EXERCISE DIRECTIONS: Read through the data and report every line in which the word "Library" occurs.

DATA SECTION:
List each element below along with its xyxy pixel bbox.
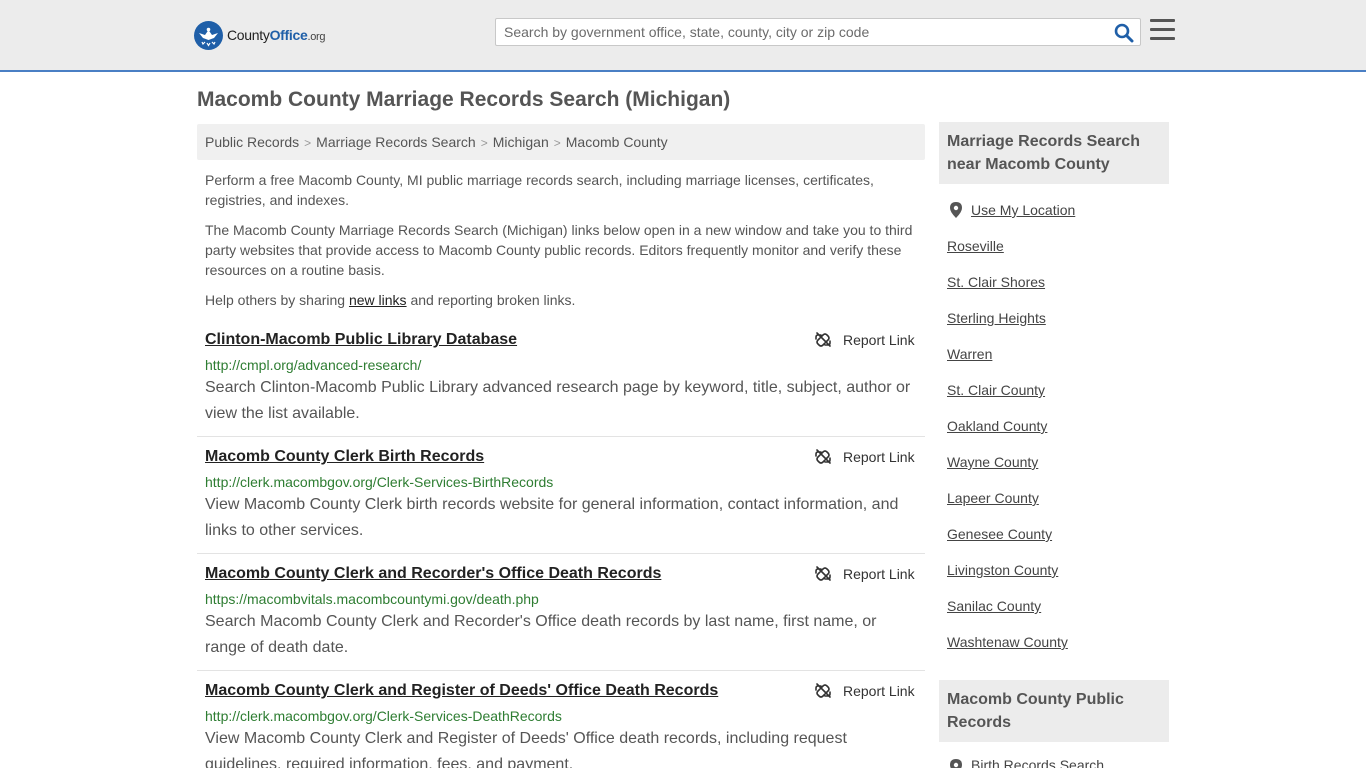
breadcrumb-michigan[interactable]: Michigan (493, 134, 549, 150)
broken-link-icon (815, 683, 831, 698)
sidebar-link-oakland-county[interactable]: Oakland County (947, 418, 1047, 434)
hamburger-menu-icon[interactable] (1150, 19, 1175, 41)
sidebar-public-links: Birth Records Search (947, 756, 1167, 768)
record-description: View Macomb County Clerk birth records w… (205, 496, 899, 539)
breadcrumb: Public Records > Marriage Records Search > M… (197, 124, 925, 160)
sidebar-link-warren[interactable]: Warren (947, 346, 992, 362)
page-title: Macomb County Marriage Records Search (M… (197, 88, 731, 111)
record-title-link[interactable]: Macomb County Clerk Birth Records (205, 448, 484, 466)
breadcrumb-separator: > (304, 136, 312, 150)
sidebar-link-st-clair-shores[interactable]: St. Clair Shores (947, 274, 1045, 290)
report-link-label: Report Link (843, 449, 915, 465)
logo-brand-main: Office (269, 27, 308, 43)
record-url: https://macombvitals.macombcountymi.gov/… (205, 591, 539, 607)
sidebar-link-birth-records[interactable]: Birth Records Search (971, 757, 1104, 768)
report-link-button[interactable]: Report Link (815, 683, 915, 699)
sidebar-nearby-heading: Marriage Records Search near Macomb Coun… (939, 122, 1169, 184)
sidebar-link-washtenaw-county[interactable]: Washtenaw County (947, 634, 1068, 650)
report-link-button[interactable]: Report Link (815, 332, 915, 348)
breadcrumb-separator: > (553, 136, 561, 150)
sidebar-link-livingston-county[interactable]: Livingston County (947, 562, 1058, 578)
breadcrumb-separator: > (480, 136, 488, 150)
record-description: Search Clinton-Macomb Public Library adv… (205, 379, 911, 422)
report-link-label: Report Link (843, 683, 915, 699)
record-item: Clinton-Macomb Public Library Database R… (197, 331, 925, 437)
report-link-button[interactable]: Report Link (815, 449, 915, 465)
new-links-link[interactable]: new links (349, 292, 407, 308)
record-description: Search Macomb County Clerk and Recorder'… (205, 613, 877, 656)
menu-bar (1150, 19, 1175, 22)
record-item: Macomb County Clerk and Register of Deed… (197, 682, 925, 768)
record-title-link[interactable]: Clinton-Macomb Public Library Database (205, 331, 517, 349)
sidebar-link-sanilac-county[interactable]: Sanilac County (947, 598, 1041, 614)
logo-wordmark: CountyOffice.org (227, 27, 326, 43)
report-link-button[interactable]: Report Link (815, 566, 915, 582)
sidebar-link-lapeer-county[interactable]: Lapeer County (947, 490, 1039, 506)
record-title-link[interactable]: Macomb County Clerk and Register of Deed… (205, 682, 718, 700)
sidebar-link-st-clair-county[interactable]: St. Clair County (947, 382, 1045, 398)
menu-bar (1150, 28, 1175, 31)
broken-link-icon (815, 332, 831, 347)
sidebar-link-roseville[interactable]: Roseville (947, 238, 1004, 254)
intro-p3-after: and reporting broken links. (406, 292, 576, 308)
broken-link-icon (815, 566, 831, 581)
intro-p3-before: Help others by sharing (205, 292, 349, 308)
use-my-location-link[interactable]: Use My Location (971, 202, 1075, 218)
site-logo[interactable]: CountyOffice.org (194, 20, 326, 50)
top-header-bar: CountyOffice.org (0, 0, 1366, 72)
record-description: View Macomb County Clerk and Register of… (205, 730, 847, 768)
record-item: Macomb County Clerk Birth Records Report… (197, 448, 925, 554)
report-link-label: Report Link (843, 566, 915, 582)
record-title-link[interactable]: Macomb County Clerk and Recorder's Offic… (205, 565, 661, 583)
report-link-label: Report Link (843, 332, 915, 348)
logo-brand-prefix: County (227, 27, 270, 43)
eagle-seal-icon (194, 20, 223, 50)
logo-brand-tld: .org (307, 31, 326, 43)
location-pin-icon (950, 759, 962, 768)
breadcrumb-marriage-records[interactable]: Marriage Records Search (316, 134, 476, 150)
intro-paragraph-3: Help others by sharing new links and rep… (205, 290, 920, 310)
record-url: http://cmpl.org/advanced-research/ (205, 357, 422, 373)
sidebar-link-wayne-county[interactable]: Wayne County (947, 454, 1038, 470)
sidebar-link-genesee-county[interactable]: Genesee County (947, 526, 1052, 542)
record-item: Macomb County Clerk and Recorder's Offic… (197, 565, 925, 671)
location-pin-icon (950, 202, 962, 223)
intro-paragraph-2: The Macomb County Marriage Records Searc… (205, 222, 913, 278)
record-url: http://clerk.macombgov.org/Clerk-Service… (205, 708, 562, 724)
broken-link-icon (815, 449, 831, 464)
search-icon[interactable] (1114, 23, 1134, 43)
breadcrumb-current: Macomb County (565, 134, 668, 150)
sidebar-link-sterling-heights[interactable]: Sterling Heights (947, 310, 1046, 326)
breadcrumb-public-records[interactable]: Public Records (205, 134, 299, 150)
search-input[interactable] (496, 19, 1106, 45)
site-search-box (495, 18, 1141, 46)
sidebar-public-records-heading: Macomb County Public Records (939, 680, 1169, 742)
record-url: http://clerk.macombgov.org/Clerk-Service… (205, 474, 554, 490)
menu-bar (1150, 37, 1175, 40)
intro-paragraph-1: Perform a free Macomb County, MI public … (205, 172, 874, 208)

YOUR RESPONSE:
record-description: Search Clinton-Macomb Public Library adv… (205, 379, 911, 422)
record-item: Clinton-Macomb Public Library Database R… (197, 331, 925, 437)
record-title-link[interactable]: Clinton-Macomb Public Library Database (205, 331, 517, 349)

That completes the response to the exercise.